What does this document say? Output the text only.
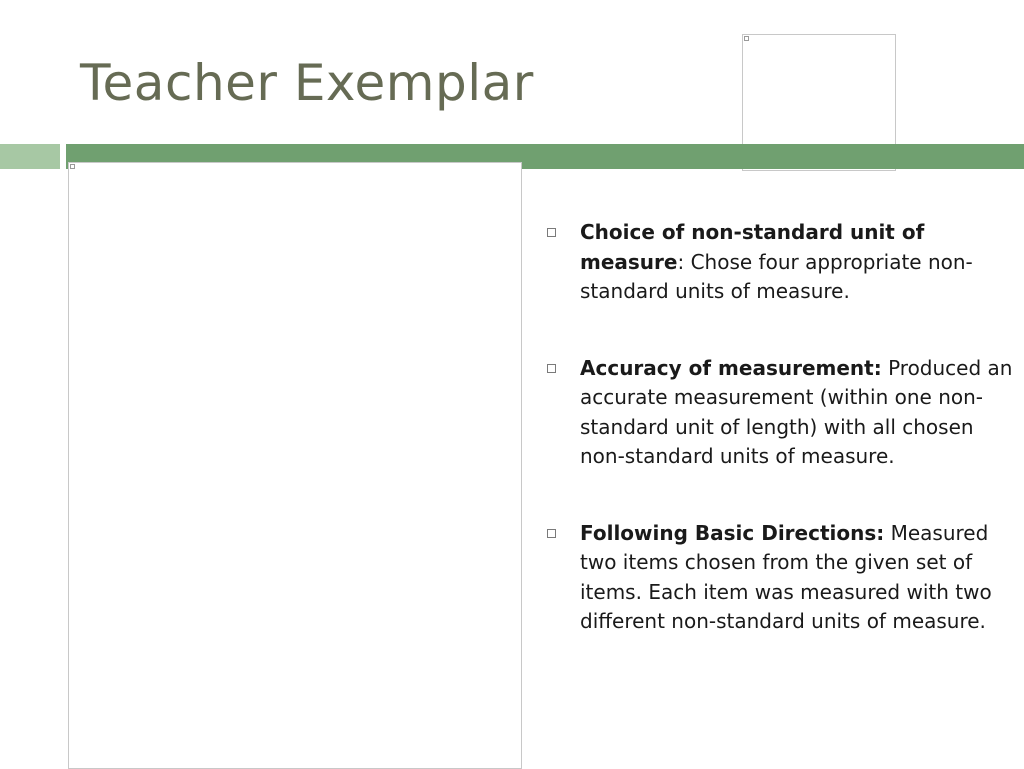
Teacher Exemplar
Choice of non-standard unit of measure: Chose four appropriate non-standard units of measure.
Accuracy of measurement: Produced an accurate measurement (within one non-standard unit of length) with all chosen non-standard units of measure.
Following Basic Directions: Measured two items chosen from the given set of items. Each item was measured with two different non-standard units of measure.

→ **INSTRUCTIONS FOR THE TASK**
Your copy of the data above should match it exactly, except that pictures are left out.

→ **EXERCISE OUTPUT**
What does this document say? Output the text only.
Teacher Exemplar
Choice of non-standard unit of measure: Chose four appropriate non-standard units of measure.
Accuracy of measurement: Produced an accurate measurement (within one non-standard unit of length) with all chosen non-standard units of measure.
Following Basic Directions: Measured two items chosen from the given set of items. Each item was measured with two different non-standard units of measure.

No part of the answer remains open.